• [What the task asks]: Which lines hold the string "this"? Copy every one of them.

Records excerpted from a collection:

┌────────

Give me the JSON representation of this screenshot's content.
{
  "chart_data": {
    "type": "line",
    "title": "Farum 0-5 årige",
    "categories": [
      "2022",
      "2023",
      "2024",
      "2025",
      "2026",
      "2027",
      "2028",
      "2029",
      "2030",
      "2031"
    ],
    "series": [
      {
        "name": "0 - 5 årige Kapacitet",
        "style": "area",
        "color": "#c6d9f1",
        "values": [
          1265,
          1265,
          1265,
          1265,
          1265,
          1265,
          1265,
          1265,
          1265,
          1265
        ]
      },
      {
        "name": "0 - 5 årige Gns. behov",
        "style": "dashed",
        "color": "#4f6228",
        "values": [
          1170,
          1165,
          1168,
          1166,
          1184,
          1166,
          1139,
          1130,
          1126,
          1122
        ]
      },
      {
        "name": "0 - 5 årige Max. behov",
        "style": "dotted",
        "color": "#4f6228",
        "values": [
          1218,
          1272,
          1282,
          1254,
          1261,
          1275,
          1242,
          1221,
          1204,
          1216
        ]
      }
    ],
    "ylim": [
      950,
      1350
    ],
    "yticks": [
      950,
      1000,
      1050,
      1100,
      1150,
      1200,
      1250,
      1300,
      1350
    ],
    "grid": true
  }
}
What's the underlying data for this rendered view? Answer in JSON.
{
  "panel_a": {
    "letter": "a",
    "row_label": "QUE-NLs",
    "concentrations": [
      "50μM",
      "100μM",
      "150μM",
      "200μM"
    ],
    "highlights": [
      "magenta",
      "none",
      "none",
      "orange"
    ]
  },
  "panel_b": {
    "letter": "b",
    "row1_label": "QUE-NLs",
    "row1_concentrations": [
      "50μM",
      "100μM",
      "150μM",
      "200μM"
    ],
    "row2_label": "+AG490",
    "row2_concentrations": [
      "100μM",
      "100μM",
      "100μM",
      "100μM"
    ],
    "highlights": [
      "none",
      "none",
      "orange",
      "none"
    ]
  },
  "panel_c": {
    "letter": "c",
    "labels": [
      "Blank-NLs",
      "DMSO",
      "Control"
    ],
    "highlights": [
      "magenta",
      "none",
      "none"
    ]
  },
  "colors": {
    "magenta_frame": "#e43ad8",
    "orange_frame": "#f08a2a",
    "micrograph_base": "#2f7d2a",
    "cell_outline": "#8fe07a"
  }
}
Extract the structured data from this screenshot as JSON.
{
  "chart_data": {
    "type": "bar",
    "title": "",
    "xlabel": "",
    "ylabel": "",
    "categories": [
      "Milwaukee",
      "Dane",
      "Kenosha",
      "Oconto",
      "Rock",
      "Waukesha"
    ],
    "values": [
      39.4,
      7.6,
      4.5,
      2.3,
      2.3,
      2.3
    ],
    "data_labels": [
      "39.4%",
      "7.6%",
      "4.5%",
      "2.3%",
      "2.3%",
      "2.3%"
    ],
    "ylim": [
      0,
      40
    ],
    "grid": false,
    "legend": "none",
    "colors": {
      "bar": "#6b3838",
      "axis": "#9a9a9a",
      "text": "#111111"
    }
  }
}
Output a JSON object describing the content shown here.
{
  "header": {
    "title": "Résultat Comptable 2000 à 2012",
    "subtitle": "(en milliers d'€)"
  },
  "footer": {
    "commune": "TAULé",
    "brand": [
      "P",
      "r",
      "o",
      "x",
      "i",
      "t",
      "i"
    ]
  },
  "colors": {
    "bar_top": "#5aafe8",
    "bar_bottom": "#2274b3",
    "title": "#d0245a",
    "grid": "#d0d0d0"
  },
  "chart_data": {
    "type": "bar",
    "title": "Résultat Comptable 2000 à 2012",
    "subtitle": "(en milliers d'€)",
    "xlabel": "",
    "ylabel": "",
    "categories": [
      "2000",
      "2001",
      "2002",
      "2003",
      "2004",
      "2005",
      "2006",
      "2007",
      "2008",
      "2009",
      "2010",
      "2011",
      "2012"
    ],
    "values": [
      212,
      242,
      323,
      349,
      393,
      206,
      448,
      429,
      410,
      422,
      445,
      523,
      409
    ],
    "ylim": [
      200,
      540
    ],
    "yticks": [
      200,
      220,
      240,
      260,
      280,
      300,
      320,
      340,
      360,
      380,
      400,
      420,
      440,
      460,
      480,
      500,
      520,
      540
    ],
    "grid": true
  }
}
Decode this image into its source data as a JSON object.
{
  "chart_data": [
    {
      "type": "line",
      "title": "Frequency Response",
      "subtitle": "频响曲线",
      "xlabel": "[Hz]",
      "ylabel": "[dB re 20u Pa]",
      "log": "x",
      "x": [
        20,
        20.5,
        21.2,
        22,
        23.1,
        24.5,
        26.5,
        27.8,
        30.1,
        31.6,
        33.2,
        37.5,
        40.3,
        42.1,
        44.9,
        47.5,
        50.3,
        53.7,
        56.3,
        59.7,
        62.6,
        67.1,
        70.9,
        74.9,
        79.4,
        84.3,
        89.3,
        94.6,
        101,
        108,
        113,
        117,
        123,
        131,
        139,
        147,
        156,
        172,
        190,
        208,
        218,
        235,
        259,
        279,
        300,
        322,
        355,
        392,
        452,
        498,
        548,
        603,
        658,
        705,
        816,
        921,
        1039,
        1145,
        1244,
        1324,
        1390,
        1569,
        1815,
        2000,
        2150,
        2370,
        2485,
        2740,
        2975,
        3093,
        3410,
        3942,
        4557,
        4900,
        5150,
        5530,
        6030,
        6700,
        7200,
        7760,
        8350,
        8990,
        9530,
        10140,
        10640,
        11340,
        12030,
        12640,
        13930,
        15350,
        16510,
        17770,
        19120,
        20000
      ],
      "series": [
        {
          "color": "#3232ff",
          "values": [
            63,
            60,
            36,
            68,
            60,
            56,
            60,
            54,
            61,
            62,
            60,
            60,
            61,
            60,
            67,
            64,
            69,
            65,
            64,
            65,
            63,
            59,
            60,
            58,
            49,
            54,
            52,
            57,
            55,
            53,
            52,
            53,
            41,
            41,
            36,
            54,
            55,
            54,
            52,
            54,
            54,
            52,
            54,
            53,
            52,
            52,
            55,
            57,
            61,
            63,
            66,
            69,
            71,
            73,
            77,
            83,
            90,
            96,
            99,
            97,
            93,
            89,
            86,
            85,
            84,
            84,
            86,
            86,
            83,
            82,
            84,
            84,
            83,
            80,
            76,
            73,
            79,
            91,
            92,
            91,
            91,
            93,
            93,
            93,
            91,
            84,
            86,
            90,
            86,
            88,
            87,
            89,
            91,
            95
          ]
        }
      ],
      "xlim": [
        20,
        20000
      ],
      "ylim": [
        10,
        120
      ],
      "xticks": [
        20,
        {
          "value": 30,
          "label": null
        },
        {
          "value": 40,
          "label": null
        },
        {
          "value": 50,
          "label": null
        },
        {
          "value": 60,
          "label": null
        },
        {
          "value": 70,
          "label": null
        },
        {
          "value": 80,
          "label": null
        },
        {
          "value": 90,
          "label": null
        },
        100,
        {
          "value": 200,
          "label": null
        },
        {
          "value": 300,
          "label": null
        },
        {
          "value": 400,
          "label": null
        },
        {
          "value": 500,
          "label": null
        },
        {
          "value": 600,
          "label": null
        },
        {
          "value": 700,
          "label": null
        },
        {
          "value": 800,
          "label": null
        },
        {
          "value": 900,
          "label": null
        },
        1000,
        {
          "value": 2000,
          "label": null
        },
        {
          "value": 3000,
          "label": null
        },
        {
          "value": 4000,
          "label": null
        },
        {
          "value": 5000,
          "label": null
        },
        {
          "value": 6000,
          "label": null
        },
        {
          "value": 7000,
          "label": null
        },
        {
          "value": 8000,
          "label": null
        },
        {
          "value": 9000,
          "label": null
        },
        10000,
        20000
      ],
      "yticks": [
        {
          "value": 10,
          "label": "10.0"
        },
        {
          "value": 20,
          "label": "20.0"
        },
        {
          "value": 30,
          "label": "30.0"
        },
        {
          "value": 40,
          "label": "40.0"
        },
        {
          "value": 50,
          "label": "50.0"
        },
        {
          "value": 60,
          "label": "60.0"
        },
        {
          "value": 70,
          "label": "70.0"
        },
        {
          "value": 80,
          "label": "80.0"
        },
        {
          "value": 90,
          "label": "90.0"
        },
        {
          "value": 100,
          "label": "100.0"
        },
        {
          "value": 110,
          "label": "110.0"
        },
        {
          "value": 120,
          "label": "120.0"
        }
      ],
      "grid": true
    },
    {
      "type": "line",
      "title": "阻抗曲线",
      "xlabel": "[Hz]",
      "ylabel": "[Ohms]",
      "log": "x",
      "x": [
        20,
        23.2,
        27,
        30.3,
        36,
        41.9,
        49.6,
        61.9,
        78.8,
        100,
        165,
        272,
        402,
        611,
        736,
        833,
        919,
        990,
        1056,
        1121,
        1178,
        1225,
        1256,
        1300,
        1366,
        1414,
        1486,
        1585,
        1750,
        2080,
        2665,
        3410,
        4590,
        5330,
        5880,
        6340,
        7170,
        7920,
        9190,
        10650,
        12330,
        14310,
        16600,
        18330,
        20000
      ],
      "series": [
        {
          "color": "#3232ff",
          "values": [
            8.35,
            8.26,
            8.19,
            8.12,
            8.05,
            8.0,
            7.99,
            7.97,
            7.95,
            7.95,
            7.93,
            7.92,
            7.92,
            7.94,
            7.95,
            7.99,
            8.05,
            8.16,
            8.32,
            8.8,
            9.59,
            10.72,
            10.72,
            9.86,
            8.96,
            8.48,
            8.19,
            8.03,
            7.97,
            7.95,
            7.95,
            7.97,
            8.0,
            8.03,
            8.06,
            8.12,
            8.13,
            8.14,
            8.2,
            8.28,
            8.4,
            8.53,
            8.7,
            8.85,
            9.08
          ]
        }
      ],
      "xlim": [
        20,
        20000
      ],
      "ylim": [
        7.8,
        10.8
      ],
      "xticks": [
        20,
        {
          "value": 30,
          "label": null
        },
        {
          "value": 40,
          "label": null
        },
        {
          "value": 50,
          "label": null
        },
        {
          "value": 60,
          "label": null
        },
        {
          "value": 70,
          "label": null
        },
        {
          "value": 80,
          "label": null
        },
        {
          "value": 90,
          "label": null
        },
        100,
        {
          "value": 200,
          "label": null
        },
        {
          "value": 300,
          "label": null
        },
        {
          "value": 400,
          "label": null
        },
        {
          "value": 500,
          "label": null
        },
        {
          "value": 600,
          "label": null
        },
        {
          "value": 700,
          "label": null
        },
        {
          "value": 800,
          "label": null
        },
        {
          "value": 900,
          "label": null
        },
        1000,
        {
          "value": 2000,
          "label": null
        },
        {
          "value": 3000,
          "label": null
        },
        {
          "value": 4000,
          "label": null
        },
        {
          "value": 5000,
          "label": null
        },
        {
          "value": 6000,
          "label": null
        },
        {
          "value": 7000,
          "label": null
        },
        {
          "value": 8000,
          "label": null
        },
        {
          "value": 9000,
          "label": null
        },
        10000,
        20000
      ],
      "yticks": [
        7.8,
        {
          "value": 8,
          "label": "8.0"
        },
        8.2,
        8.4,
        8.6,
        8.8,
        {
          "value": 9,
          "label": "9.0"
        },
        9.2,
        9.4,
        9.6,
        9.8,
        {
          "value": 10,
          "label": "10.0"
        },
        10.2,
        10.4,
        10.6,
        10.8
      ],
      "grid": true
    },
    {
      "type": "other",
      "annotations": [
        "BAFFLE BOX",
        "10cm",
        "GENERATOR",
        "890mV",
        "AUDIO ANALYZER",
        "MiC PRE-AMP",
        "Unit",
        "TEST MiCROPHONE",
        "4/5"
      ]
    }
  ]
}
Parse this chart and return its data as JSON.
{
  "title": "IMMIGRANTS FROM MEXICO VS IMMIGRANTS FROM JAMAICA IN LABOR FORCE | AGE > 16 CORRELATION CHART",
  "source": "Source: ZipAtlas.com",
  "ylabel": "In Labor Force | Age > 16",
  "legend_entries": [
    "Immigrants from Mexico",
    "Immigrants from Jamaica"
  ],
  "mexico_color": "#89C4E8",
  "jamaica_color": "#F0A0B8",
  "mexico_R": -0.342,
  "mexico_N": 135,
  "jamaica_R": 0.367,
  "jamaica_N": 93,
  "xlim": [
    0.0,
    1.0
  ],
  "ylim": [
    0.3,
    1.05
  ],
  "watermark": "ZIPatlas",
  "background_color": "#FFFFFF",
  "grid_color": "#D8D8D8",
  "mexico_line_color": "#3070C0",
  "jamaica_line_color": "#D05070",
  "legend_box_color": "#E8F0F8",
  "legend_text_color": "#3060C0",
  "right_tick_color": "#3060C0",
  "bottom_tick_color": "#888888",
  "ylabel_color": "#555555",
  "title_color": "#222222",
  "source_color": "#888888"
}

└────────

• [Solution to the problem]:
Give me the JSON representation of this screenshot's content.
What's the underlying data for this rendered view? Answer in JSON.
Extract the structured data from this screenshot as JSON.
Decode this image into its source data as a JSON object.
Parse this chart and return its data as JSON.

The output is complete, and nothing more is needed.